── Material provided ──

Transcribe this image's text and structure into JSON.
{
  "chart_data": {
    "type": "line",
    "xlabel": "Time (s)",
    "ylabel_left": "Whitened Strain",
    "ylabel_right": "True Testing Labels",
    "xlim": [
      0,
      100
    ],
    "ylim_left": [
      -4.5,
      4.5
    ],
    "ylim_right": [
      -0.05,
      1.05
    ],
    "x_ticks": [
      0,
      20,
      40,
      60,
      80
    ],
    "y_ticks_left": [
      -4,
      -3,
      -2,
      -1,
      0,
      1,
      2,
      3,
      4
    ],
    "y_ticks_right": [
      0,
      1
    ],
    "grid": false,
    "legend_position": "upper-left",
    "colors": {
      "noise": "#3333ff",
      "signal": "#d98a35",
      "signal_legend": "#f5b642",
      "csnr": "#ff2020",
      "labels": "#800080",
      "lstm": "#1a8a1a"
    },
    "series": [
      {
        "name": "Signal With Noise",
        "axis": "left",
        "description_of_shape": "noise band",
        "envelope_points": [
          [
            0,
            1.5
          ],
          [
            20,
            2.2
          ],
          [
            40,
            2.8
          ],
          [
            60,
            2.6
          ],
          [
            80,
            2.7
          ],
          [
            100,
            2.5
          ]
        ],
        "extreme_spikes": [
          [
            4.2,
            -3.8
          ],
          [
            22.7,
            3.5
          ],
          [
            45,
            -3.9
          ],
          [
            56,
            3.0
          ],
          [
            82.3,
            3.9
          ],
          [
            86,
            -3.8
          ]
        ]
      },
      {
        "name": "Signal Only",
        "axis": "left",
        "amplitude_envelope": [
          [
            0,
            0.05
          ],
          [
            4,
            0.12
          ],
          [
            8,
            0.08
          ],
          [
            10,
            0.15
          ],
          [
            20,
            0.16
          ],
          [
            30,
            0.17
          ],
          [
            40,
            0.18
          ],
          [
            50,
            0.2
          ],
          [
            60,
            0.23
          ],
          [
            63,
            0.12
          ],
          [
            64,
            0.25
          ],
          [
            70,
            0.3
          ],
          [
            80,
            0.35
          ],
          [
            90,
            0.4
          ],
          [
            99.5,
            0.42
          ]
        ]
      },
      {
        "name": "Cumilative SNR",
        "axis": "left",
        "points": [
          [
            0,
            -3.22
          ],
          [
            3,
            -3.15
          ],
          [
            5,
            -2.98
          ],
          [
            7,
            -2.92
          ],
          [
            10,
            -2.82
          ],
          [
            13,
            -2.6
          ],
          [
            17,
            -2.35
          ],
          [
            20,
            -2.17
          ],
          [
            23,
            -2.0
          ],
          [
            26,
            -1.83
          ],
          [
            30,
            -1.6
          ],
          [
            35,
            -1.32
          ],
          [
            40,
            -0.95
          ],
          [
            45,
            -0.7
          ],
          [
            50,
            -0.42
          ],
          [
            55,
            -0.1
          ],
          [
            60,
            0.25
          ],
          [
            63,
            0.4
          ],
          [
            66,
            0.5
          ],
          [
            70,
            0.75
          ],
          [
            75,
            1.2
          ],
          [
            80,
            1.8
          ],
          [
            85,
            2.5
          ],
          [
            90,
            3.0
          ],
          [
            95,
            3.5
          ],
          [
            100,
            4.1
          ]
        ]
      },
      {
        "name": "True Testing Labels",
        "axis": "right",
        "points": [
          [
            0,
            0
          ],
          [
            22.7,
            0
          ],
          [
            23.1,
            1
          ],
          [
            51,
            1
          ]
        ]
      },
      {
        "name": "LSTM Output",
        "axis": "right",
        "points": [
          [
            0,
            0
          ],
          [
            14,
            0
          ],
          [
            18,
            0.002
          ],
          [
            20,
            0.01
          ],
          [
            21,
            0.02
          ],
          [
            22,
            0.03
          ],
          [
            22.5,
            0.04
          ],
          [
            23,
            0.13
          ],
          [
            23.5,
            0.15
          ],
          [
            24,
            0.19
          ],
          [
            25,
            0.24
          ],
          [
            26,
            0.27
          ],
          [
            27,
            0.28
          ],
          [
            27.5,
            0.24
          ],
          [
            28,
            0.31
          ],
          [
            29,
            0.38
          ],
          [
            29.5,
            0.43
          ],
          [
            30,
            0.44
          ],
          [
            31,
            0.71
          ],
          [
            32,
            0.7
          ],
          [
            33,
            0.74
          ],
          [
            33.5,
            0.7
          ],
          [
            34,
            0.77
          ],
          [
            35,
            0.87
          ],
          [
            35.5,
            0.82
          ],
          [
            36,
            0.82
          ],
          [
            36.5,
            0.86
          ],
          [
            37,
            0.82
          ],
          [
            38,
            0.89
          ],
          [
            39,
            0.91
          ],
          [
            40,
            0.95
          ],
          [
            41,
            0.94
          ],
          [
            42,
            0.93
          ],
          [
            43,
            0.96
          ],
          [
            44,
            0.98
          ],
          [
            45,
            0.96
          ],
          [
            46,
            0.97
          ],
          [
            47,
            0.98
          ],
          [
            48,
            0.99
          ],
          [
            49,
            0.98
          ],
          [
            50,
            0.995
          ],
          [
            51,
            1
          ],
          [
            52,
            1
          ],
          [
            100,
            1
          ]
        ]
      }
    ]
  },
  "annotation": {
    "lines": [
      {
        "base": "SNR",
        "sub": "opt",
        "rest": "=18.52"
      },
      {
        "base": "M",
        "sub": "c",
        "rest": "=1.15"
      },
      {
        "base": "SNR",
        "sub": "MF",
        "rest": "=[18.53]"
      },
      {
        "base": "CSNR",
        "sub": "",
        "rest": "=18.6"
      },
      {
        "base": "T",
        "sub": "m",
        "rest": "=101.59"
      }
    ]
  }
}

───

▶ **What you are asked to do**
Exactly reproduce every record.

▶ **The response**
Transcribe this image's text and structure into JSON.
{
  "chart_data": {
    "type": "line",
    "xlabel": "Time (s)",
    "ylabel_left": "Whitened Strain",
    "ylabel_right": "True Testing Labels",
    "xlim": [
      0,
      100
    ],
    "ylim_left": [
      -4.5,
      4.5
    ],
    "ylim_right": [
      -0.05,
      1.05
    ],
    "x_ticks": [
      0,
      20,
      40,
      60,
      80
    ],
    "y_ticks_left": [
      -4,
      -3,
      -2,
      -1,
      0,
      1,
      2,
      3,
      4
    ],
    "y_ticks_right": [
      0,
      1
    ],
    "grid": false,
    "legend_position": "upper-left",
    "colors": {
      "noise": "#3333ff",
      "signal": "#d98a35",
      "signal_legend": "#f5b642",
      "csnr": "#ff2020",
      "labels": "#800080",
      "lstm": "#1a8a1a"
    },
    "series": [
      {
        "name": "Signal With Noise",
        "axis": "left",
        "description_of_shape": "noise band",
        "envelope_points": [
          [
            0,
            1.5
          ],
          [
            20,
            2.2
          ],
          [
            40,
            2.8
          ],
          [
            60,
            2.6
          ],
          [
            80,
            2.7
          ],
          [
            100,
            2.5
          ]
        ],
        "extreme_spikes": [
          [
            4.2,
            -3.8
          ],
          [
            22.7,
            3.5
          ],
          [
            45,
            -3.9
          ],
          [
            56,
            3.0
          ],
          [
            82.3,
            3.9
          ],
          [
            86,
            -3.8
          ]
        ]
      },
      {
        "name": "Signal Only",
        "axis": "left",
        "amplitude_envelope": [
          [
            0,
            0.05
          ],
          [
            4,
            0.12
          ],
          [
            8,
            0.08
          ],
          [
            10,
            0.15
          ],
          [
            20,
            0.16
          ],
          [
            30,
            0.17
          ],
          [
            40,
            0.18
          ],
          [
            50,
            0.2
          ],
          [
            60,
            0.23
          ],
          [
            63,
            0.12
          ],
          [
            64,
            0.25
          ],
          [
            70,
            0.3
          ],
          [
            80,
            0.35
          ],
          [
            90,
            0.4
          ],
          [
            99.5,
            0.42
          ]
        ]
      },
      {
        "name": "Cumilative SNR",
        "axis": "left",
        "points": [
          [
            0,
            -3.22
          ],
          [
            3,
            -3.15
          ],
          [
            5,
            -2.98
          ],
          [
            7,
            -2.92
          ],
          [
            10,
            -2.82
          ],
          [
            13,
            -2.6
          ],
          [
            17,
            -2.35
          ],
          [
            20,
            -2.17
          ],
          [
            23,
            -2.0
          ],
          [
            26,
            -1.83
          ],
          [
            30,
            -1.6
          ],
          [
            35,
            -1.32
          ],
          [
            40,
            -0.95
          ],
          [
            45,
            -0.7
          ],
          [
            50,
            -0.42
          ],
          [
            55,
            -0.1
          ],
          [
            60,
            0.25
          ],
          [
            63,
            0.4
          ],
          [
            66,
            0.5
          ],
          [
            70,
            0.75
          ],
          [
            75,
            1.2
          ],
          [
            80,
            1.8
          ],
          [
            85,
            2.5
          ],
          [
            90,
            3.0
          ],
          [
            95,
            3.5
          ],
          [
            100,
            4.1
          ]
        ]
      },
      {
        "name": "True Testing Labels",
        "axis": "right",
        "points": [
          [
            0,
            0
          ],
          [
            22.7,
            0
          ],
          [
            23.1,
            1
          ],
          [
            51,
            1
          ]
        ]
      },
      {
        "name": "LSTM Output",
        "axis": "right",
        "points": [
          [
            0,
            0
          ],
          [
            14,
            0
          ],
          [
            18,
            0.002
          ],
          [
            20,
            0.01
          ],
          [
            21,
            0.02
          ],
          [
            22,
            0.03
          ],
          [
            22.5,
            0.04
          ],
          [
            23,
            0.13
          ],
          [
            23.5,
            0.15
          ],
          [
            24,
            0.19
          ],
          [
            25,
            0.24
          ],
          [
            26,
            0.27
          ],
          [
            27,
            0.28
          ],
          [
            27.5,
            0.24
          ],
          [
            28,
            0.31
          ],
          [
            29,
            0.38
          ],
          [
            29.5,
            0.43
          ],
          [
            30,
            0.44
          ],
          [
            31,
            0.71
          ],
          [
            32,
            0.7
          ],
          [
            33,
            0.74
          ],
          [
            33.5,
            0.7
          ],
          [
            34,
            0.77
          ],
          [
            35,
            0.87
          ],
          [
            35.5,
            0.82
          ],
          [
            36,
            0.82
          ],
          [
            36.5,
            0.86
          ],
          [
            37,
            0.82
          ],
          [
            38,
            0.89
          ],
          [
            39,
            0.91
          ],
          [
            40,
            0.95
          ],
          [
            41,
            0.94
          ],
          [
            42,
            0.93
          ],
          [
            43,
            0.96
          ],
          [
            44,
            0.98
          ],
          [
            45,
            0.96
          ],
          [
            46,
            0.97
          ],
          [
            47,
            0.98
          ],
          [
            48,
            0.99
          ],
          [
            49,
            0.98
          ],
          [
            50,
            0.995
          ],
          [
            51,
            1
          ],
          [
            52,
            1
          ],
          [
            100,
            1
          ]
        ]
      }
    ]
  },
  "annotation": {
    "lines": [
      {
        "base": "SNR",
        "sub": "opt",
        "rest": "=18.52"
      },
      {
        "base": "M",
        "sub": "c",
        "rest": "=1.15"
      },
      {
        "base": "SNR",
        "sub": "MF",
        "rest": "=[18.53]"
      },
      {
        "base": "CSNR",
        "sub": "",
        "rest": "=18.6"
      },
      {
        "base": "T",
        "sub": "m",
        "rest": "=101.59"
      }
    ]
  }
}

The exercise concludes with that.